— Do this —
Locate every line in the material below that has the word "социального". Copy each of those lines.

— Data provided —
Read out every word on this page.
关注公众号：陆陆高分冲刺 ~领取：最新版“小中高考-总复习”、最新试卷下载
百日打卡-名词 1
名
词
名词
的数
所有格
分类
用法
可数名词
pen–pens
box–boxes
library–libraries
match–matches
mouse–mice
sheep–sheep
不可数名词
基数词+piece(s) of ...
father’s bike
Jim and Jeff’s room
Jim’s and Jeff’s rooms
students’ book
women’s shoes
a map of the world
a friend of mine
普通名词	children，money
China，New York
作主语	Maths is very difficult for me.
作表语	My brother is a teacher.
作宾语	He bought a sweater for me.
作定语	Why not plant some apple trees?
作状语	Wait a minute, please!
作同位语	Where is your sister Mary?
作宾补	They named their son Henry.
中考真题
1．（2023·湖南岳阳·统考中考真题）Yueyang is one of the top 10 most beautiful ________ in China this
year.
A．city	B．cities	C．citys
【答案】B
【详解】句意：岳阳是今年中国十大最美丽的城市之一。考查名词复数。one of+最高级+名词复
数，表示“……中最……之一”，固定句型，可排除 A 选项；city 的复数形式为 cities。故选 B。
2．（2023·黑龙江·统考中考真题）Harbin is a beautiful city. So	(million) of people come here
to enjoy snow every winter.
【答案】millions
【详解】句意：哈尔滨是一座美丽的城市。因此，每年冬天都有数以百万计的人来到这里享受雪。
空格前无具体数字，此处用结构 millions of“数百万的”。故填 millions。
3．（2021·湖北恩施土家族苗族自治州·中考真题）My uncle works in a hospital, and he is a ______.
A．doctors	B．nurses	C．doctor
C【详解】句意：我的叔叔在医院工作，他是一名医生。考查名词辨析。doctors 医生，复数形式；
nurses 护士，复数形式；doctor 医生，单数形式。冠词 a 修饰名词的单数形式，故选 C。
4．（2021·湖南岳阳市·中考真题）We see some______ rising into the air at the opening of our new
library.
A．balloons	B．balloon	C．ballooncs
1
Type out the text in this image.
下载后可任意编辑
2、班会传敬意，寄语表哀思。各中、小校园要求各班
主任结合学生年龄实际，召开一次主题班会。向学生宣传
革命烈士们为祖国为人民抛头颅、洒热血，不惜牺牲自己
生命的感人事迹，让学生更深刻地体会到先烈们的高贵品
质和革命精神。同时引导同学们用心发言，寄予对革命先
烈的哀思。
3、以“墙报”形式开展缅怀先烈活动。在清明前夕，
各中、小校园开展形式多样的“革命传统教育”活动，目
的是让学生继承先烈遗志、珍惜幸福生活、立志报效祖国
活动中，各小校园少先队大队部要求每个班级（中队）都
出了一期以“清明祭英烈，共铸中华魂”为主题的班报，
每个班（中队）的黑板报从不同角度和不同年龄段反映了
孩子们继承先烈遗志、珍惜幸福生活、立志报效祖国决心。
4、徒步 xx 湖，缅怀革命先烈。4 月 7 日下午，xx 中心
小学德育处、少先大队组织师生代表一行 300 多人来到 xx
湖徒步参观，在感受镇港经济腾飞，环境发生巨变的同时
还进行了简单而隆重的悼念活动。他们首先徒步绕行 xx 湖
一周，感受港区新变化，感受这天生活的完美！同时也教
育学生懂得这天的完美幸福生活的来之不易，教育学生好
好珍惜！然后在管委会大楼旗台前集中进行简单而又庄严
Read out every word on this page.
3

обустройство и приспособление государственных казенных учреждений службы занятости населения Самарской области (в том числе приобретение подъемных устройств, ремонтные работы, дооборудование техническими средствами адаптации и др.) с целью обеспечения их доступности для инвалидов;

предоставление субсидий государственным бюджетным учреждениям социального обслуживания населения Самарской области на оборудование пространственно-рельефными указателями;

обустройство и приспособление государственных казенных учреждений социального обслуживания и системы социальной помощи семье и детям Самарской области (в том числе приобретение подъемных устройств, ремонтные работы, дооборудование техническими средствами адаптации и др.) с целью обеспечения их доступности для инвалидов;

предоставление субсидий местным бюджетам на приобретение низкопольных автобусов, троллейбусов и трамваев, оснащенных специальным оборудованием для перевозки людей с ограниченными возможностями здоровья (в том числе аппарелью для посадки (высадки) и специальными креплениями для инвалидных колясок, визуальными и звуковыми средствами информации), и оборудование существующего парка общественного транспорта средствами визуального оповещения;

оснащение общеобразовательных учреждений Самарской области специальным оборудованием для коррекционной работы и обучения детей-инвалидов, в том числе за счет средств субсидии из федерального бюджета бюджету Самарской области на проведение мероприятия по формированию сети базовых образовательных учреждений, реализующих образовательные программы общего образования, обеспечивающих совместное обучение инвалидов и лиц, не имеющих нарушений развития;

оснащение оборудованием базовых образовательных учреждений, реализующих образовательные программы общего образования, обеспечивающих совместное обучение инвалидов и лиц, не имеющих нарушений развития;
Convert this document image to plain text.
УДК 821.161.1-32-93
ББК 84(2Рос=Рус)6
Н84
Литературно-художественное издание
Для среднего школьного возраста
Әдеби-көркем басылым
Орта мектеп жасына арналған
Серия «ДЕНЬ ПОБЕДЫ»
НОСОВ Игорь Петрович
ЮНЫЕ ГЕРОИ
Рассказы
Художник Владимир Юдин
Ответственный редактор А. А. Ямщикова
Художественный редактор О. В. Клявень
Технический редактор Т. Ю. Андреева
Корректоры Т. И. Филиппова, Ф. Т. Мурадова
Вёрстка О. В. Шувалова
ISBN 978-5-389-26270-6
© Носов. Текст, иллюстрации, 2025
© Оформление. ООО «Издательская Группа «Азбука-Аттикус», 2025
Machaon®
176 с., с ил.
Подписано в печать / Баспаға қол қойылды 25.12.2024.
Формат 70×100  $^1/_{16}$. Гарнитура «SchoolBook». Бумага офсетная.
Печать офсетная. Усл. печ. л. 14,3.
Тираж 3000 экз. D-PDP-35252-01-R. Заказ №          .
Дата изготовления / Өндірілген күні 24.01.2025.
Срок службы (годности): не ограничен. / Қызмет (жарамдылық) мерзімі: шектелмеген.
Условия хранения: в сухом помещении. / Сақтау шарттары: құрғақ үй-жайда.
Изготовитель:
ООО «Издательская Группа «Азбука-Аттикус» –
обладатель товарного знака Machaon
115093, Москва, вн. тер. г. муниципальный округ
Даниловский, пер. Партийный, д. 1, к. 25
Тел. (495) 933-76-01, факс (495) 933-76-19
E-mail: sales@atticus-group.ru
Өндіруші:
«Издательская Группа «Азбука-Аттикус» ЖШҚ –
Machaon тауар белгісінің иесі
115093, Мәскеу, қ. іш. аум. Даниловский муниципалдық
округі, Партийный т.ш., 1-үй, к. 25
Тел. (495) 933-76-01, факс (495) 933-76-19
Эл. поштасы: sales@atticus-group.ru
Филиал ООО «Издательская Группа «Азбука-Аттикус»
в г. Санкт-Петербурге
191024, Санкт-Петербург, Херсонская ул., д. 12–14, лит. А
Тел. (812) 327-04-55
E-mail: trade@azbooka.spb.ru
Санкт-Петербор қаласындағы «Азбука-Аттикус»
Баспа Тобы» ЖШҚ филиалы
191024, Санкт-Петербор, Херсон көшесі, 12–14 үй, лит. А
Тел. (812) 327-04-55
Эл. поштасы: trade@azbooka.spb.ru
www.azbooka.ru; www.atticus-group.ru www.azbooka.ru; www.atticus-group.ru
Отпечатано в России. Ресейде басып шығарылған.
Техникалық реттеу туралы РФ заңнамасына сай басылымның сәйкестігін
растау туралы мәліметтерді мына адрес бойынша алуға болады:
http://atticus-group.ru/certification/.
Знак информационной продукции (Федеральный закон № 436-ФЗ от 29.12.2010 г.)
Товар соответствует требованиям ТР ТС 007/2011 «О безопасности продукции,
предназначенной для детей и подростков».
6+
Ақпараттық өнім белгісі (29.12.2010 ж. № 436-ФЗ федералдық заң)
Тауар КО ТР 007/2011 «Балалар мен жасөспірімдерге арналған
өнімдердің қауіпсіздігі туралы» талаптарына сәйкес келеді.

— Solution below —
предоставление субсидий государственным бюджетным учреждениям социального обслуживания населения Самарской области на оборудование пространственно-рельефными указателями;
обустройство и приспособление государственных казенных учреждений социального обслуживания и системы социальной помощи семье и детям Самарской области (в том числе приобретение подъемных устройств, ремонтные работы, дооборудование техническими средствами адаптации и др.) с целью обеспечения их доступности для инвалидов;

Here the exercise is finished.